* **TO BE DONE**
Extract every line of the records that contains the word "Γεωγραφικό", treating uppercase and lowercase letters as distinct.
◆ ◆ ◆ ◆ ◆
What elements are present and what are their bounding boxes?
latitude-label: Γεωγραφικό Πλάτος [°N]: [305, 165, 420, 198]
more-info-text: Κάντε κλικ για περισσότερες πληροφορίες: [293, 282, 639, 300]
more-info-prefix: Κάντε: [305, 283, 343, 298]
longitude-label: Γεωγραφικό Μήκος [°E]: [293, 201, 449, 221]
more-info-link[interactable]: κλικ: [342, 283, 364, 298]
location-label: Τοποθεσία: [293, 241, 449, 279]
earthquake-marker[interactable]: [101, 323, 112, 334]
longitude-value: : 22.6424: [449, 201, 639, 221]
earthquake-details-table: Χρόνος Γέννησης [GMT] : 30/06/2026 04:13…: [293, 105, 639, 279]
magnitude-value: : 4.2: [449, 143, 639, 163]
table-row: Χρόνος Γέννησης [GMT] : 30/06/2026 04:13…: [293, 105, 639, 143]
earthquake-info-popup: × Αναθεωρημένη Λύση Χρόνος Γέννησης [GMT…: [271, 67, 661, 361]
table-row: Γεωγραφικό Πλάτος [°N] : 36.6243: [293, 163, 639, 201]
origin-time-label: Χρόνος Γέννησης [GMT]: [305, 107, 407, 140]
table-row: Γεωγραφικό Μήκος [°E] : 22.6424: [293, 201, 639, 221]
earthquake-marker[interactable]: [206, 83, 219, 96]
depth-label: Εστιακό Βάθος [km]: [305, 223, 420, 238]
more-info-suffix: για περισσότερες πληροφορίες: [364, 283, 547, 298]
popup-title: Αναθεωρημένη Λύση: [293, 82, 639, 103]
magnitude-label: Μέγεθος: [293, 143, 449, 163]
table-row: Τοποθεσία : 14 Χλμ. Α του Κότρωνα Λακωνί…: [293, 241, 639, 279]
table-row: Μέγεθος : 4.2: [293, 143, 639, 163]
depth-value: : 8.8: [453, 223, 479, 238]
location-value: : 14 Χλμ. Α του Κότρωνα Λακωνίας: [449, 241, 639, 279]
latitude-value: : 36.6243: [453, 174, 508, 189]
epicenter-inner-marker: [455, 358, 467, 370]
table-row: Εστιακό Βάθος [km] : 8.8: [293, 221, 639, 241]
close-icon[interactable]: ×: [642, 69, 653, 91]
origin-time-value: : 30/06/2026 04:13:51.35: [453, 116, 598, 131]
◆ ◆ ◆ ◆ ◆
* **SOLUTION TO THE PROBLEM**
latitude-label: Γεωγραφικό Πλάτος [°N]: [305, 165, 420, 198]
longitude-label: Γεωγραφικό Μήκος [°E]: [293, 201, 449, 221]
table-row: Γεωγραφικό Πλάτος [°N] : 36.6243: [293, 163, 639, 201]
table-row: Γεωγραφικό Μήκος [°E] : 22.6424: [293, 201, 639, 221]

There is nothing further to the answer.